## REQUIREMENTS
Go through the entries below and collect each line with the string "Clothing" in it.

## DATASET
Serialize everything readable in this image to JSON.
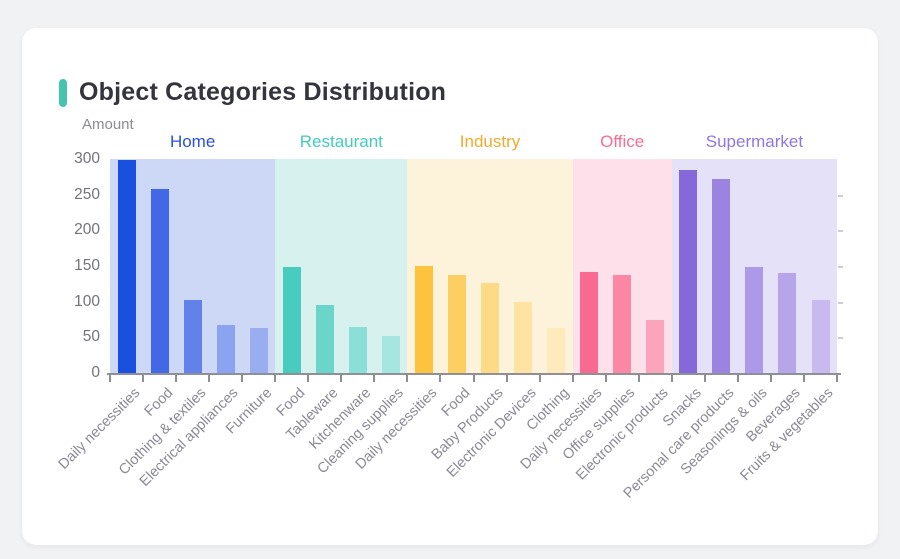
{
  "card": {
    "title": "Object Categories Distribution",
    "accent_color": "#45c4b0"
  },
  "chart_data": {
    "type": "bar",
    "title": "Object Categories Distribution",
    "ylabel": "Amount",
    "xlabel": "",
    "ylim": [
      0,
      300
    ],
    "yticks": [
      300,
      250,
      200,
      150,
      100,
      50,
      0
    ],
    "grid": false,
    "legend_position": "above-bands",
    "groups": [
      {
        "name": "Home",
        "label_color": "#2b50e0",
        "band_color": "#cdd8f6",
        "bars": [
          {
            "label": "Daily necessities",
            "value": 298,
            "color": "#1a50e0"
          },
          {
            "label": "Food",
            "value": 258,
            "color": "#4268e5"
          },
          {
            "label": "Clothing & textiles",
            "value": 102,
            "color": "#6282ea"
          },
          {
            "label": "Electrical appliances",
            "value": 68,
            "color": "#8ba4ef"
          },
          {
            "label": "Furniture",
            "value": 63,
            "color": "#98aef0"
          }
        ]
      },
      {
        "name": "Restaurant",
        "label_color": "#43ccbc",
        "band_color": "#d6f1ee",
        "bars": [
          {
            "label": "Food",
            "value": 148,
            "color": "#48ccbd"
          },
          {
            "label": "Tableware",
            "value": 96,
            "color": "#6cd5ca"
          },
          {
            "label": "Kitchenware",
            "value": 65,
            "color": "#8adfd6"
          },
          {
            "label": "Cleaning supplies",
            "value": 52,
            "color": "#a5e7e0"
          }
        ]
      },
      {
        "name": "Industry",
        "label_color": "#eeab2f",
        "band_color": "#fdf3da",
        "bars": [
          {
            "label": "Daily necessities",
            "value": 150,
            "color": "#fec33e"
          },
          {
            "label": "Food",
            "value": 138,
            "color": "#fdcf63"
          },
          {
            "label": "Baby Products",
            "value": 126,
            "color": "#fdda85"
          },
          {
            "label": "Electronic Devices",
            "value": 100,
            "color": "#fee3a3"
          },
          {
            "label": "Clothing",
            "value": 63,
            "color": "#feeabb"
          }
        ]
      },
      {
        "name": "Office",
        "label_color": "#fa6d92",
        "band_color": "#fee0ea",
        "bars": [
          {
            "label": "Daily necessities",
            "value": 142,
            "color": "#fa6a90"
          },
          {
            "label": "Office supplies",
            "value": 138,
            "color": "#fb87a4"
          },
          {
            "label": "Electronic products",
            "value": 75,
            "color": "#fca4bb"
          }
        ]
      },
      {
        "name": "Supermarket",
        "label_color": "#8d78e0",
        "band_color": "#e5e1f8",
        "bars": [
          {
            "label": "Snacks",
            "value": 285,
            "color": "#8568da"
          },
          {
            "label": "Personal care products",
            "value": 272,
            "color": "#9a83e1"
          },
          {
            "label": "Seasonings & oils",
            "value": 148,
            "color": "#ac99e7"
          },
          {
            "label": "Beverages",
            "value": 140,
            "color": "#b7a5ea"
          },
          {
            "label": "Fruits & vegetables",
            "value": 102,
            "color": "#c8baef"
          }
        ]
      }
    ]
  }
}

## ANSWER TO THE TASK
            "label": "Clothing & textiles",
            "label": "Clothing",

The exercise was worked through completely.